(Items from a dataset)
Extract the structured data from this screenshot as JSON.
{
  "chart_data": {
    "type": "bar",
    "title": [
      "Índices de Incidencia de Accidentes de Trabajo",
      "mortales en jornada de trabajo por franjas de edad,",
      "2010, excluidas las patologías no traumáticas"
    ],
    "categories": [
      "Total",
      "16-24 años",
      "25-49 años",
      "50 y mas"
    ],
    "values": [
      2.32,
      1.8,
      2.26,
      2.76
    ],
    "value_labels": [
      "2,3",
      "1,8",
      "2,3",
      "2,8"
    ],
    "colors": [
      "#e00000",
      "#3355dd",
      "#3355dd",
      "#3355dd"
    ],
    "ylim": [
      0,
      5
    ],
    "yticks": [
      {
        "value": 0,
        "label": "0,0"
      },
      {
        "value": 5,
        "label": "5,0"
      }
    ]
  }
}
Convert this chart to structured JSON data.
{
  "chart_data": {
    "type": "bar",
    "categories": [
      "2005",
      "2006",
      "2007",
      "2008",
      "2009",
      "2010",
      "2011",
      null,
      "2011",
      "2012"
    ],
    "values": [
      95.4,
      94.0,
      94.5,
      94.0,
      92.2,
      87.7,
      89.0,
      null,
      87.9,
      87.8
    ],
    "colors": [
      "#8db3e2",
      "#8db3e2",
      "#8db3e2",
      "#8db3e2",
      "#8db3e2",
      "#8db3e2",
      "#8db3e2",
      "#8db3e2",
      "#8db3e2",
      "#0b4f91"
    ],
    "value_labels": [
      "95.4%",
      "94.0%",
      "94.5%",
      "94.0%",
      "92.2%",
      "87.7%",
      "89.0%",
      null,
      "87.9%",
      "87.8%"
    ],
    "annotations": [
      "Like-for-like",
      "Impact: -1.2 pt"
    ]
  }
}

▸ Aim: Output the whole listing above again, word for word.

▸ Result of the task:
Extract the structured data from this screenshot as JSON.
{
  "chart_data": {
    "type": "bar",
    "title": [
      "Índices de Incidencia de Accidentes de Trabajo",
      "mortales en jornada de trabajo por franjas de edad,",
      "2010, excluidas las patologías no traumáticas"
    ],
    "categories": [
      "Total",
      "16-24 años",
      "25-49 años",
      "50 y mas"
    ],
    "values": [
      2.32,
      1.8,
      2.26,
      2.76
    ],
    "value_labels": [
      "2,3",
      "1,8",
      "2,3",
      "2,8"
    ],
    "colors": [
      "#e00000",
      "#3355dd",
      "#3355dd",
      "#3355dd"
    ],
    "ylim": [
      0,
      5
    ],
    "yticks": [
      {
        "value": 0,
        "label": "0,0"
      },
      {
        "value": 5,
        "label": "5,0"
      }
    ]
  }
}
Convert this chart to structured JSON data.
{
  "chart_data": {
    "type": "bar",
    "categories": [
      "2005",
      "2006",
      "2007",
      "2008",
      "2009",
      "2010",
      "2011",
      null,
      "2011",
      "2012"
    ],
    "values": [
      95.4,
      94.0,
      94.5,
      94.0,
      92.2,
      87.7,
      89.0,
      null,
      87.9,
      87.8
    ],
    "colors": [
      "#8db3e2",
      "#8db3e2",
      "#8db3e2",
      "#8db3e2",
      "#8db3e2",
      "#8db3e2",
      "#8db3e2",
      "#8db3e2",
      "#8db3e2",
      "#0b4f91"
    ],
    "value_labels": [
      "95.4%",
      "94.0%",
      "94.5%",
      "94.0%",
      "92.2%",
      "87.7%",
      "89.0%",
      null,
      "87.9%",
      "87.8%"
    ],
    "annotations": [
      "Like-for-like",
      "Impact: -1.2 pt"
    ]
  }
}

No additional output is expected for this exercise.